▸ **Supplied records**:
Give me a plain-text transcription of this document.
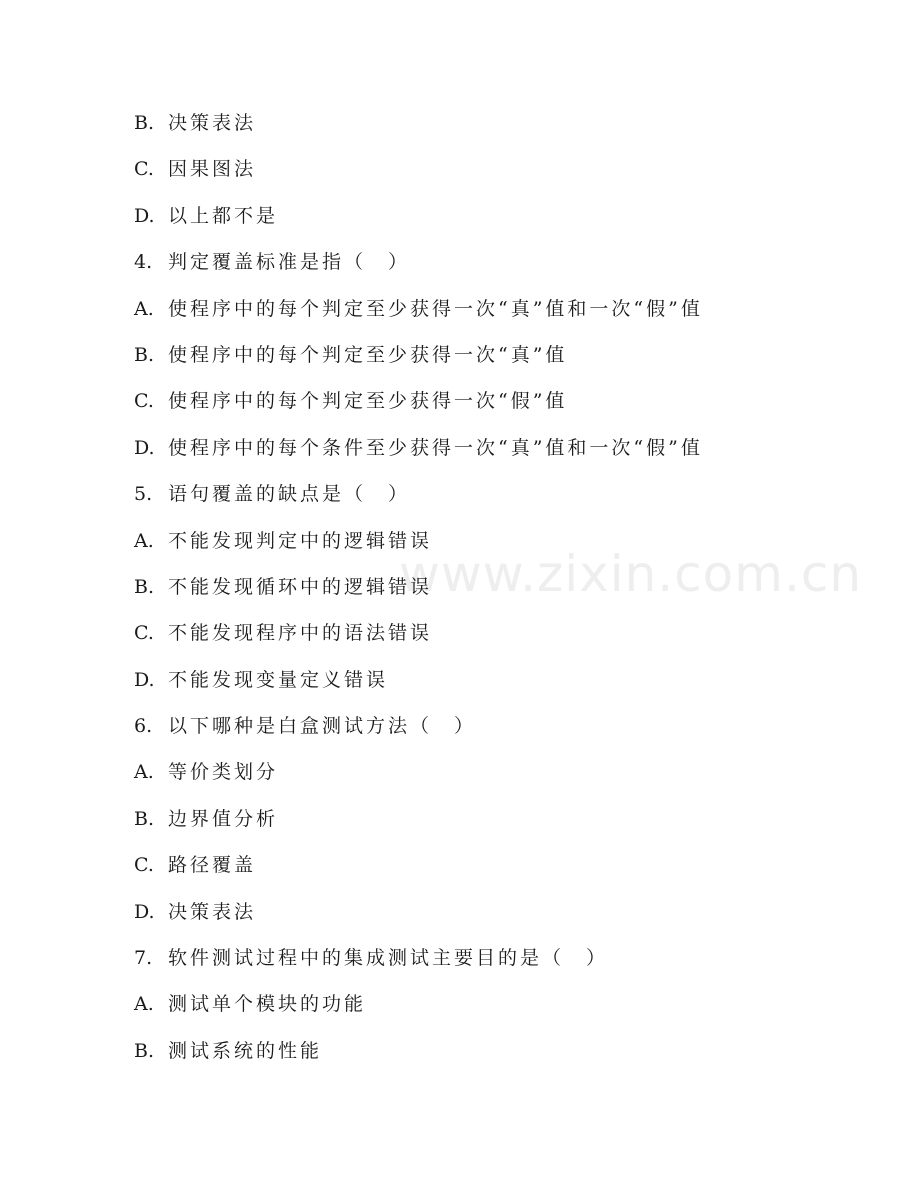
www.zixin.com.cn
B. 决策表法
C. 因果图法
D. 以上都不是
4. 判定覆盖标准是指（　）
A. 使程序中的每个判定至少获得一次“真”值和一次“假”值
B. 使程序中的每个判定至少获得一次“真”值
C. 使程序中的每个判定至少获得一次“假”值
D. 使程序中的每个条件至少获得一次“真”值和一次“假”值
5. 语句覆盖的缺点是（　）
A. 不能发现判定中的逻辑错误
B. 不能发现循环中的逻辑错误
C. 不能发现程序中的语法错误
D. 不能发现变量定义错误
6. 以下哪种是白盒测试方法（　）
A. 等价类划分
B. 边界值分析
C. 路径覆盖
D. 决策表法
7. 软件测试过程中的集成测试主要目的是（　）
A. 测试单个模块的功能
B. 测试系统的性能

▸ **Short task**: Copy every record above exactly, leaving out any pictures.

▸ **Written response**:
Give me a plain-text transcription of this document.
www.zixin.com.cn
B. 决策表法
C. 因果图法
D. 以上都不是
4. 判定覆盖标准是指（　）
A. 使程序中的每个判定至少获得一次“真”值和一次“假”值
B. 使程序中的每个判定至少获得一次“真”值
C. 使程序中的每个判定至少获得一次“假”值
D. 使程序中的每个条件至少获得一次“真”值和一次“假”值
5. 语句覆盖的缺点是（　）
A. 不能发现判定中的逻辑错误
B. 不能发现循环中的逻辑错误
C. 不能发现程序中的语法错误
D. 不能发现变量定义错误
6. 以下哪种是白盒测试方法（　）
A. 等价类划分
B. 边界值分析
C. 路径覆盖
D. 决策表法
7. 软件测试过程中的集成测试主要目的是（　）
A. 测试单个模块的功能
B. 测试系统的性能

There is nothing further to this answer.